● **Given problem**: Please list all lines of the material below in which the string "Seriana" occurs.

Entries taken from a collection:
════
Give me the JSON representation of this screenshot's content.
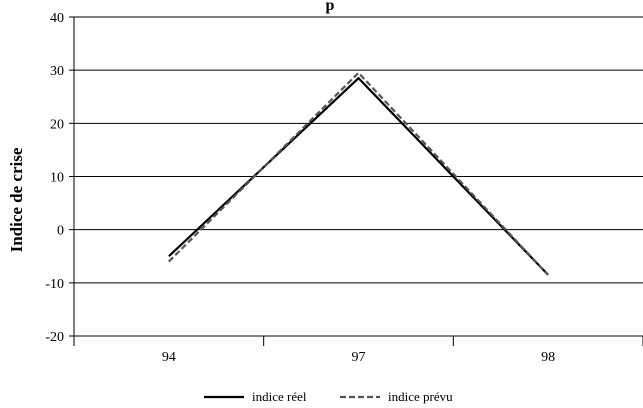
{
  "chart_data": {
    "type": "line",
    "title": "p",
    "xlabel": "",
    "ylabel": "Indice de crise",
    "categories": [
      "94",
      "97",
      "98"
    ],
    "series": [
      {
        "name": "indice réel",
        "values": [
          -5,
          28.5,
          -8.5
        ],
        "style": "solid",
        "color": "#000000"
      },
      {
        "name": "indice prévu",
        "values": [
          -6,
          29.5,
          -8.5
        ],
        "style": "dashed",
        "color": "#555555"
      }
    ],
    "ylim": [
      -20,
      40
    ],
    "yticks": [
      "40",
      "30",
      "20",
      "10",
      "0",
      "-10",
      "-20"
    ],
    "grid": true,
    "legend": "bottom"
  }
}
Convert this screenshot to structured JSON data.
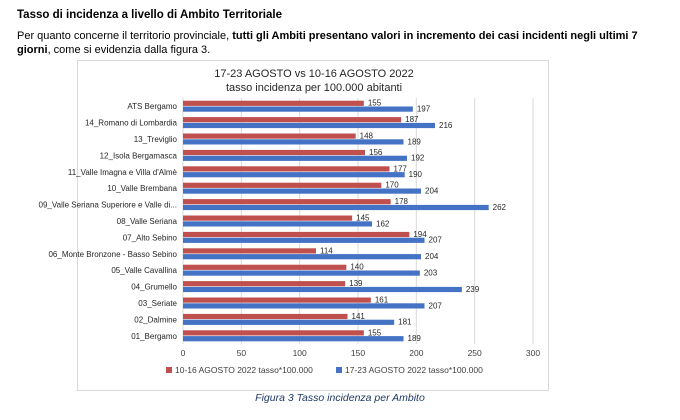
{
  "document": {
    "heading": "Tasso di incidenza a livello di Ambito Territoriale",
    "intro_before": "Per quanto concerne il territorio provinciale, ",
    "intro_bold": "tutti gli Ambiti presentano valori in incremento dei casi incidenti negli ultimi 7 giorni",
    "intro_after": ", come si evidenzia dalla figura 3.",
    "caption": "Figura 3 Tasso incidenza per Ambito"
  },
  "chart_data": {
    "type": "bar",
    "orientation": "horizontal",
    "title": "17-23 AGOSTO vs 10-16 AGOSTO 2022",
    "subtitle": "tasso incidenza per 100.000 abitanti",
    "categories": [
      "ATS Bergamo",
      "14_Romano di Lombardia",
      "13_Treviglio",
      "12_Isola Bergamasca",
      "11_Valle Imagna e Villa d'Almè",
      "10_Valle Brembana",
      "09_Valle Seriana Superiore e Valle di...",
      "08_Valle Seriana",
      "07_Alto Sebino",
      "06_Monte Bronzone - Basso Sebino",
      "05_Valle Cavallina",
      "04_Grumello",
      "03_Seriate",
      "02_Dalmine",
      "01_Bergamo"
    ],
    "series": [
      {
        "name": "10-16 AGOSTO 2022 tasso*100.000",
        "color": "#c0504d",
        "values": [
          155,
          187,
          148,
          156,
          177,
          170,
          178,
          145,
          194,
          114,
          140,
          139,
          161,
          141,
          155
        ]
      },
      {
        "name": "17-23 AGOSTO 2022 tasso*100.000",
        "color": "#4472c4",
        "values": [
          197,
          216,
          189,
          192,
          190,
          204,
          262,
          162,
          207,
          204,
          203,
          239,
          207,
          181,
          189
        ]
      }
    ],
    "xlim": [
      0,
      300
    ],
    "xticks": [
      0,
      50,
      100,
      150,
      200,
      250,
      300
    ],
    "grid": true,
    "legend": "bottom"
  }
}
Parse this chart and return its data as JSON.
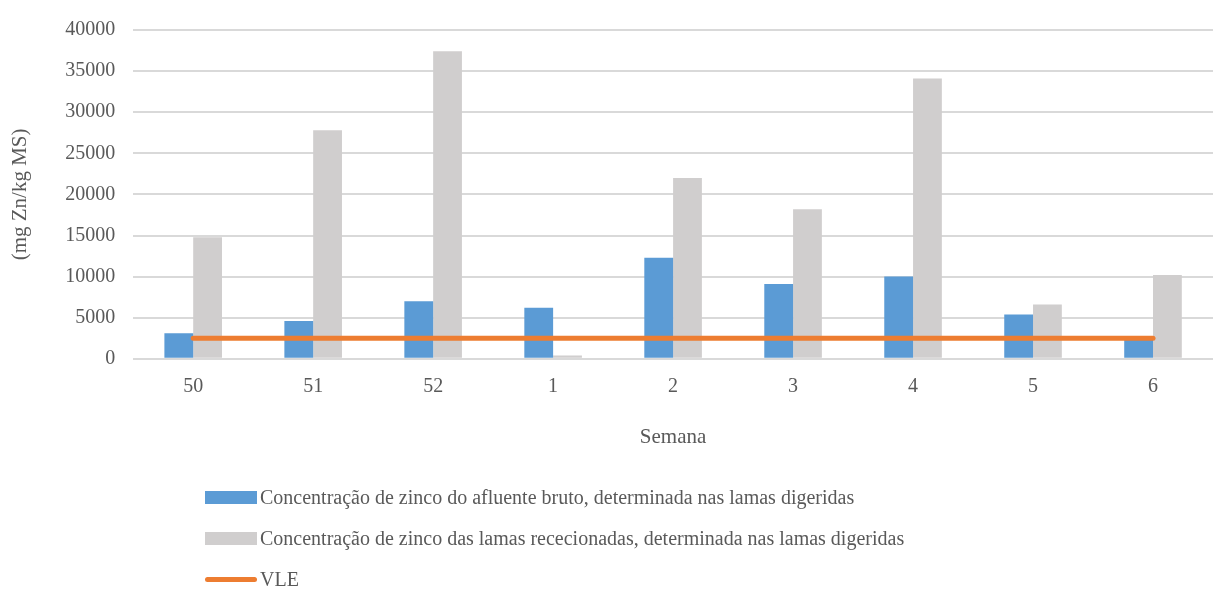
{
  "chart_data": {
    "type": "bar",
    "xlabel": "Semana",
    "ylabel": "(mg Zn/kg MS)",
    "categories": [
      "50",
      "51",
      "52",
      "1",
      "2",
      "3",
      "4",
      "5",
      "6"
    ],
    "series": [
      {
        "name": "Concentração de zinco do afluente bruto, determinada nas lamas digeridas",
        "color": "#5b9bd5",
        "values": [
          3100,
          4600,
          7000,
          6200,
          12300,
          9100,
          10000,
          5400,
          2300
        ]
      },
      {
        "name": "Concentração de zinco das lamas rececionadas, determinada nas lamas digeridas",
        "color": "#d0cece",
        "values": [
          14800,
          27800,
          37400,
          400,
          22000,
          18200,
          34100,
          6600,
          10200
        ]
      },
      {
        "name": "VLE",
        "type": "line",
        "color": "#ed7d31",
        "values": [
          2500,
          2500,
          2500,
          2500,
          2500,
          2500,
          2500,
          2500,
          2500
        ]
      }
    ],
    "ylim": [
      0,
      40000
    ],
    "yticks": [
      0,
      5000,
      10000,
      15000,
      20000,
      25000,
      30000,
      35000,
      40000
    ],
    "grid": "y",
    "legend": "bottom",
    "marker": "none"
  }
}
════
● **Finished task**:
      "09_Valle Seriana Superiore e Valle di...",
      "08_Valle Seriana",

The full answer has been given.